*Data for this exercise*.
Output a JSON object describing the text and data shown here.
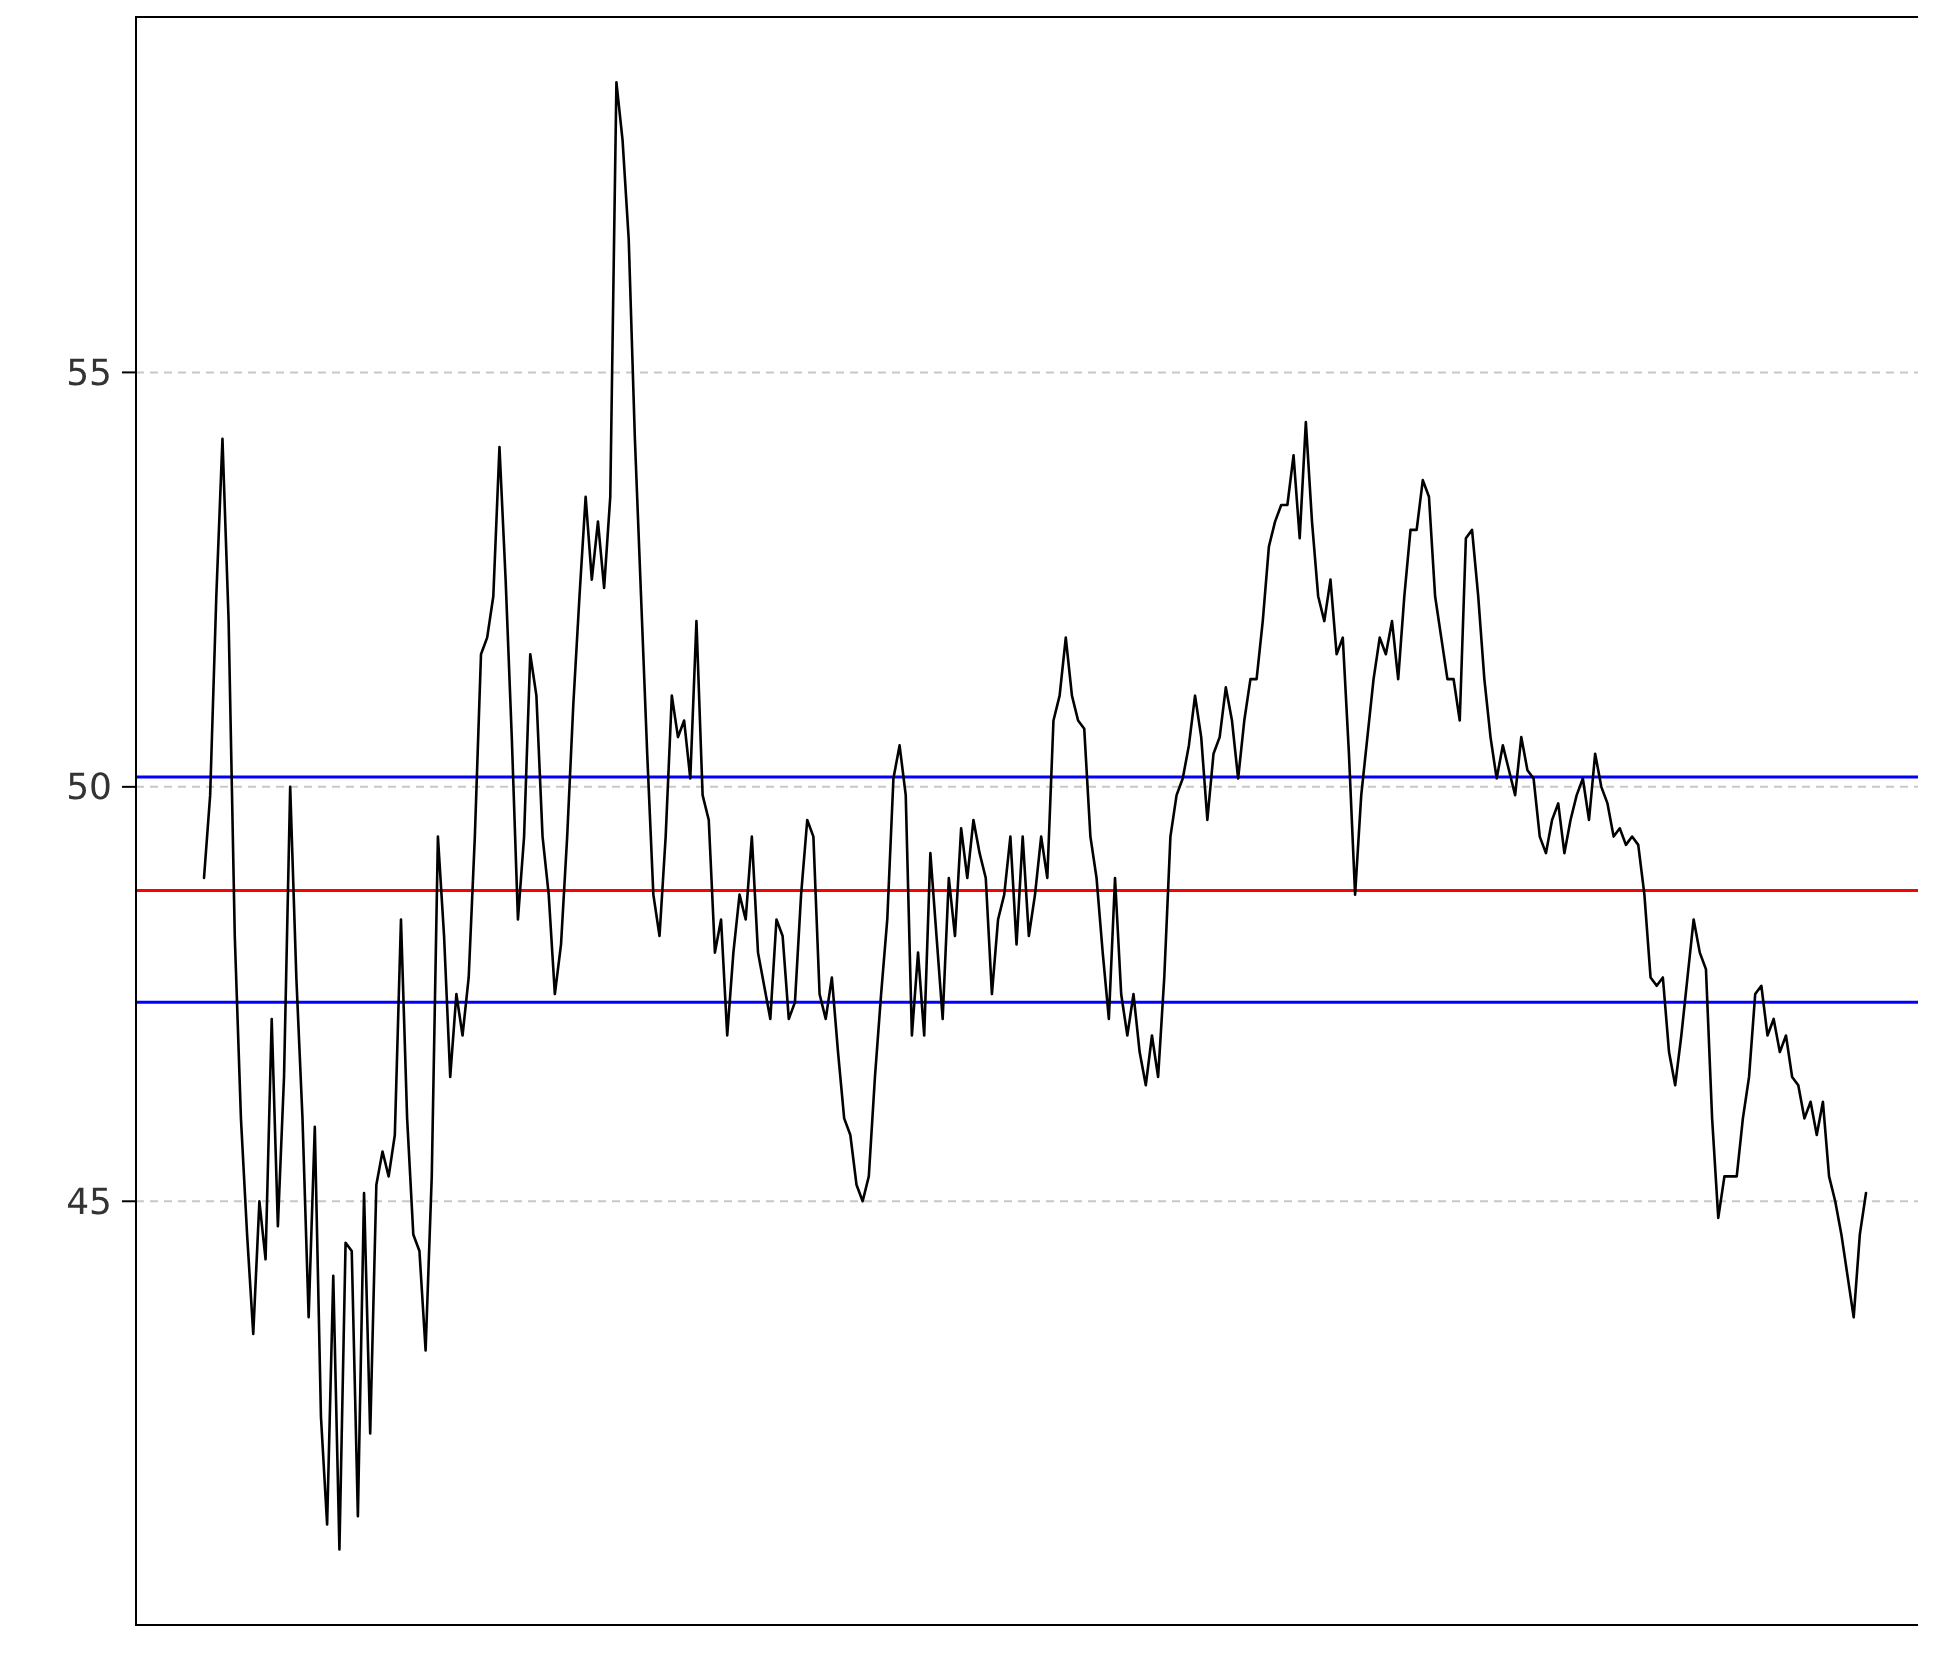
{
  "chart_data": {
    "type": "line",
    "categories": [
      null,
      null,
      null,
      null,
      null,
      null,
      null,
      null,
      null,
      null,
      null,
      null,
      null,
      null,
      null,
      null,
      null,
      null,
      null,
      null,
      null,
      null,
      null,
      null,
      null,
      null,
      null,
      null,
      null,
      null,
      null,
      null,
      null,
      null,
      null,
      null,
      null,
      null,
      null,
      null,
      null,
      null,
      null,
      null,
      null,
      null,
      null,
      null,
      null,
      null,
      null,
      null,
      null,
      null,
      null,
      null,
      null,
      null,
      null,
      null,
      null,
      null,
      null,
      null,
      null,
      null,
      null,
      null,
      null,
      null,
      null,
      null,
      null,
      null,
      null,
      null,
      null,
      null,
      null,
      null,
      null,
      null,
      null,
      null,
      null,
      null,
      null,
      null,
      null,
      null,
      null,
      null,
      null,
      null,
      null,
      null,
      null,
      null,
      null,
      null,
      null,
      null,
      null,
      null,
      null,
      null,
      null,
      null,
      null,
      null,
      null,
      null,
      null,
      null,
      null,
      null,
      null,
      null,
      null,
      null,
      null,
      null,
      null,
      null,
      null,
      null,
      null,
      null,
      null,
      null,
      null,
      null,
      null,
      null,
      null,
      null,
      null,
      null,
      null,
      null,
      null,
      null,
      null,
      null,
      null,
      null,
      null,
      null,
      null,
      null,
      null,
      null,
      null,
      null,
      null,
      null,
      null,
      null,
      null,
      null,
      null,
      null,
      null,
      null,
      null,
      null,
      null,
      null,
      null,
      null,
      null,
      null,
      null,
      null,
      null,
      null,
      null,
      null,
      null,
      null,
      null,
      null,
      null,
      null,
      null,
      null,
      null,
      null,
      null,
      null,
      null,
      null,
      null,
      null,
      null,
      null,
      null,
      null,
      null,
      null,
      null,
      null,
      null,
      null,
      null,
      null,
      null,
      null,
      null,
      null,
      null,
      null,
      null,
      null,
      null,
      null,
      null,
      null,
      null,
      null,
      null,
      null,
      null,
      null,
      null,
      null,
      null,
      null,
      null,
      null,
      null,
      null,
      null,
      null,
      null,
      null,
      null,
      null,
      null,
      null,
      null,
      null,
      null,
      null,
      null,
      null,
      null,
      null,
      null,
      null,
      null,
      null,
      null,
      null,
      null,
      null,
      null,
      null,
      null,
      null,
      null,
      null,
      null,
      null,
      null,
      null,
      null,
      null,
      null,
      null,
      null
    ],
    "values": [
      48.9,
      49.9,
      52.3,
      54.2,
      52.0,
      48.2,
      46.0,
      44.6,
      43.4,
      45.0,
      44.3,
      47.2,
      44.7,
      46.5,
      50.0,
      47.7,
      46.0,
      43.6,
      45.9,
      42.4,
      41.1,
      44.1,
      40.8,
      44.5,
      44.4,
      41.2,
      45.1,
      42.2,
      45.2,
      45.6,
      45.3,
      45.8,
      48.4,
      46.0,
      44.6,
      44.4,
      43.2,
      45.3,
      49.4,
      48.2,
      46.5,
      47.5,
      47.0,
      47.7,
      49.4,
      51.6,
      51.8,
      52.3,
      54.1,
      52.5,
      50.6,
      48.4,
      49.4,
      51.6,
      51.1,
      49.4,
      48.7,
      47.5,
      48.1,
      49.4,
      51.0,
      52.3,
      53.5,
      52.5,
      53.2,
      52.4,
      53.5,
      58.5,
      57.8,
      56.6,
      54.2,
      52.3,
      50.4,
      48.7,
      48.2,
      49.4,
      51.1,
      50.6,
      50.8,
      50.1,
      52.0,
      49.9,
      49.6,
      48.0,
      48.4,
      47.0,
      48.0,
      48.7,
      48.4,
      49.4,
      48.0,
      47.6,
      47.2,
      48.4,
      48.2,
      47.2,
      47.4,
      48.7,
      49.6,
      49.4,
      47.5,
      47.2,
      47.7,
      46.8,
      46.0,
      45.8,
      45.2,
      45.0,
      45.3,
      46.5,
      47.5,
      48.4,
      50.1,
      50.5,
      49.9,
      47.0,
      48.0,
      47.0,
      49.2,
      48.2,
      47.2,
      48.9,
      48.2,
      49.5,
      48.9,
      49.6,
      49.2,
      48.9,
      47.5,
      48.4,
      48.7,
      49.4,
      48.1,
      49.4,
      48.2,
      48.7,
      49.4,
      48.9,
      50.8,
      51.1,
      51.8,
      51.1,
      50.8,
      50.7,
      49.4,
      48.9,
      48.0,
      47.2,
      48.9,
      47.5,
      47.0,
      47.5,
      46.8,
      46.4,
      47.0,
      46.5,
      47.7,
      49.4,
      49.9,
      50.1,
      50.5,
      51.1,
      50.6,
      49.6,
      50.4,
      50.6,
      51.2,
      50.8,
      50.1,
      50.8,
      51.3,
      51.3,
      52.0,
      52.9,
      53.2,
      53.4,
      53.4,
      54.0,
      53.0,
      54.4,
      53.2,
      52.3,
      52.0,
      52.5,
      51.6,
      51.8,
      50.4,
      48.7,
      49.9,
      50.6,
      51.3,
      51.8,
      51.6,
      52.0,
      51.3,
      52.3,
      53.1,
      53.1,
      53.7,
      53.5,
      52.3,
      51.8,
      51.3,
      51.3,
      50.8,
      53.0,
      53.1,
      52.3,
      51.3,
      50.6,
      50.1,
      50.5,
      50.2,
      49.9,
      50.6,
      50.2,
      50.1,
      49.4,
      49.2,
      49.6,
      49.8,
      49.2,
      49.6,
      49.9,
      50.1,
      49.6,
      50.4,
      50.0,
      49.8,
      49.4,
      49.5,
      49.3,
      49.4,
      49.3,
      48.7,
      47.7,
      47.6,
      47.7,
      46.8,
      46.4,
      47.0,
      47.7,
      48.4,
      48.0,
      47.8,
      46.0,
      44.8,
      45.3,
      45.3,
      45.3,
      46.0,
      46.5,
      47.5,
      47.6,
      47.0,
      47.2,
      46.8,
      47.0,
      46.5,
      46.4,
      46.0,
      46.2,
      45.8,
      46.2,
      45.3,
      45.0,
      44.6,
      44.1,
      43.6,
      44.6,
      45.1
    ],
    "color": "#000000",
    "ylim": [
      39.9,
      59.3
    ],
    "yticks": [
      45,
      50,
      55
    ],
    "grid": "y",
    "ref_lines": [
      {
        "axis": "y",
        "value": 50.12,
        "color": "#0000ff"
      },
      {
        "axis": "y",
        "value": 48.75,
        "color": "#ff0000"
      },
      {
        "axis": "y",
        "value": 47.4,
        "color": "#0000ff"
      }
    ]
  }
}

--

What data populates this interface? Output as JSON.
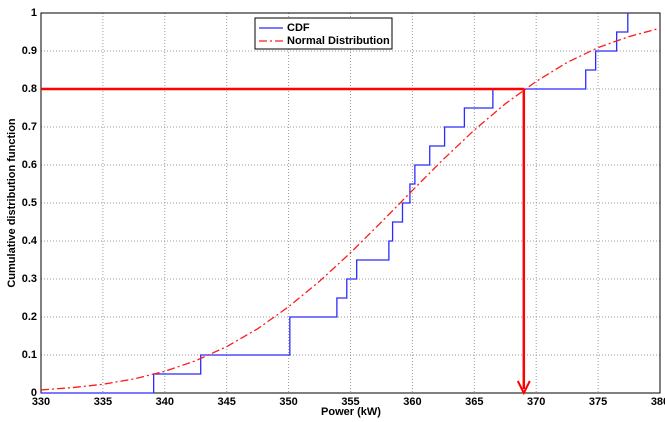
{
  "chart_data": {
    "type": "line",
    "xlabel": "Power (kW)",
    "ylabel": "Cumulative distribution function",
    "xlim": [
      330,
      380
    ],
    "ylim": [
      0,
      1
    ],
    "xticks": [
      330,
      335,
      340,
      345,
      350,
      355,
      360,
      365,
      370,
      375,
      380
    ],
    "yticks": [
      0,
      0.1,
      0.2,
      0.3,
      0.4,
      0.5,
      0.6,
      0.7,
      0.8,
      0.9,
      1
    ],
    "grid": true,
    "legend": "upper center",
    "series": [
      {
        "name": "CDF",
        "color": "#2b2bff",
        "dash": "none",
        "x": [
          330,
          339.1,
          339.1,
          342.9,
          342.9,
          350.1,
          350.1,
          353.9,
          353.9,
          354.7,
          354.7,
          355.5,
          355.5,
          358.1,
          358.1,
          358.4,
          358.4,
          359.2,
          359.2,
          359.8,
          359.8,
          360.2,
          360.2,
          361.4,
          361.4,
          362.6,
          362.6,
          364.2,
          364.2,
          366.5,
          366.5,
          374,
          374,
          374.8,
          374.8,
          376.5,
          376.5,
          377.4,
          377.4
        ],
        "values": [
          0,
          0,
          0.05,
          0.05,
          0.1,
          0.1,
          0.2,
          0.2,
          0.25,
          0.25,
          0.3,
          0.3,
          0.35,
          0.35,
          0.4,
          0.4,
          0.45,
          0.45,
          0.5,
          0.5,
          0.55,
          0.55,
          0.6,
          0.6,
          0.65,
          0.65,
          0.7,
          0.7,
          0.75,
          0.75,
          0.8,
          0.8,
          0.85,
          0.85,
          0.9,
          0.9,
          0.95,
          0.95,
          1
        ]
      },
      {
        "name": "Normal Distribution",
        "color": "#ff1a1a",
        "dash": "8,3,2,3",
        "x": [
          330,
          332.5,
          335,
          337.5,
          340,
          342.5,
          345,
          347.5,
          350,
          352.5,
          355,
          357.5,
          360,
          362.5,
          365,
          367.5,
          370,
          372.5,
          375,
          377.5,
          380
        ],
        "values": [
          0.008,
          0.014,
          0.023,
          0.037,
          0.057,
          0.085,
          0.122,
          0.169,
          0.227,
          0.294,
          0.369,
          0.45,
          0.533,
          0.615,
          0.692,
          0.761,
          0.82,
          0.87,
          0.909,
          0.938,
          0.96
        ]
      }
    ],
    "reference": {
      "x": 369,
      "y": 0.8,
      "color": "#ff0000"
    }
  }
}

==

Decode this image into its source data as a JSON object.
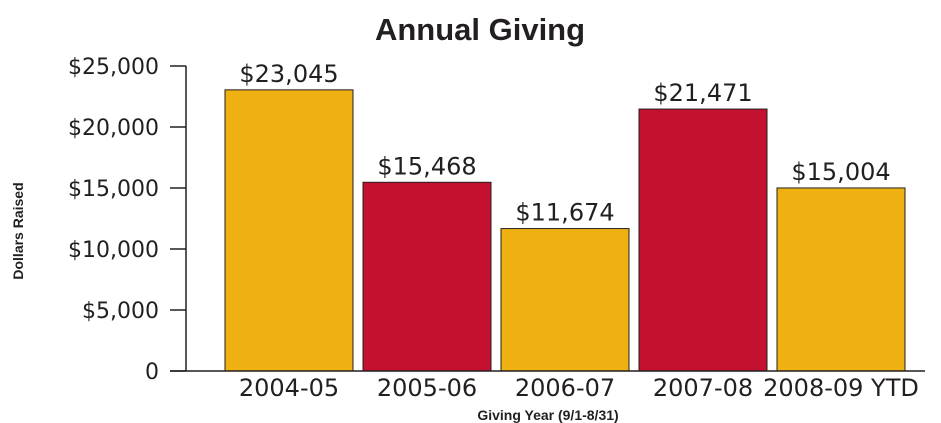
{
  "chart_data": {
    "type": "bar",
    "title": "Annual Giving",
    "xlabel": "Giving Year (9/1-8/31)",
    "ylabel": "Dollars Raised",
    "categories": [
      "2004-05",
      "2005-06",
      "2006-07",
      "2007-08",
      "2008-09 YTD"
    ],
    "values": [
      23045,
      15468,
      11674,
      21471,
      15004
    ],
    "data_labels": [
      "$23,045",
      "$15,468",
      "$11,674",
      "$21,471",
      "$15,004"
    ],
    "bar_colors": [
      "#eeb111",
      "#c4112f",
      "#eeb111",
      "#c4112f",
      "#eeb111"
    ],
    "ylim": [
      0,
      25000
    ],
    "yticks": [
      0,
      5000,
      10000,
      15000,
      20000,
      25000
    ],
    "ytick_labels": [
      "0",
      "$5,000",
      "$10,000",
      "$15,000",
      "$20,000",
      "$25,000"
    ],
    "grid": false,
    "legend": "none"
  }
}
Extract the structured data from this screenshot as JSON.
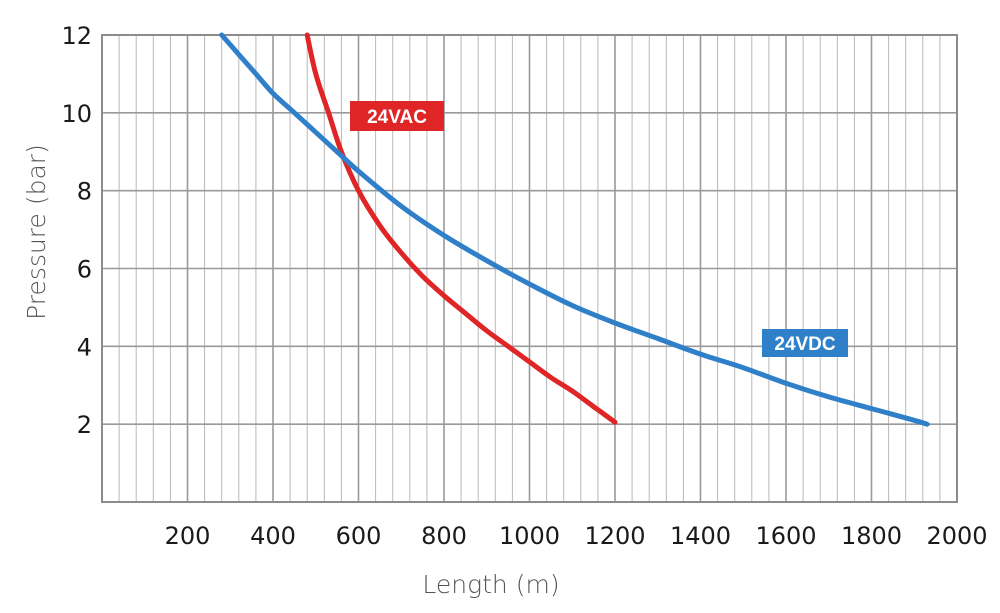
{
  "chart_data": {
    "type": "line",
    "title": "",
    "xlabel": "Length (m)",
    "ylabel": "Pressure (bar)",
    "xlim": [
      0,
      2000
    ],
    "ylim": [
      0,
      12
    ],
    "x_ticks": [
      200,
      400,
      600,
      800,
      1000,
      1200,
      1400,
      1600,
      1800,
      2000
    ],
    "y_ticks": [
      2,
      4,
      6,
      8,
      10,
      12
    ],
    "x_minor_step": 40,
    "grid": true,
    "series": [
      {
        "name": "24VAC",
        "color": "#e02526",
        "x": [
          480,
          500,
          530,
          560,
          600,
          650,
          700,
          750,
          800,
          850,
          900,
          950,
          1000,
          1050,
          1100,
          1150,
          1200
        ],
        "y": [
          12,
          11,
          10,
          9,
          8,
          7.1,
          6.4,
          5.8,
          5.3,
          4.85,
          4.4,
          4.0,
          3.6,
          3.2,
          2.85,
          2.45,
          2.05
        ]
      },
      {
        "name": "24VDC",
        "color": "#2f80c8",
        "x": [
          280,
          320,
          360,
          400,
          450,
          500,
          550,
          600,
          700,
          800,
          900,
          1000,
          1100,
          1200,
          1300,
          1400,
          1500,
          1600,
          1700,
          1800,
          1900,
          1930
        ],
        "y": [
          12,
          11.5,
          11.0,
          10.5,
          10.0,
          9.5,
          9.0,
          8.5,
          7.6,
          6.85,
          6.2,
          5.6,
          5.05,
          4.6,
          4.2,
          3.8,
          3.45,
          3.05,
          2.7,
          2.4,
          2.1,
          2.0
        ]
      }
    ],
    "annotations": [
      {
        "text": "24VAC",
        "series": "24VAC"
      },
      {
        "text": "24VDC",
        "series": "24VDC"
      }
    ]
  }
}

*Set exercise*. Each line in the listing above that contains "object" should be copied.

*Exercise solution*.
Output a JSON object describing the text and data shown here.
Decode this image into its source data as a JSON object.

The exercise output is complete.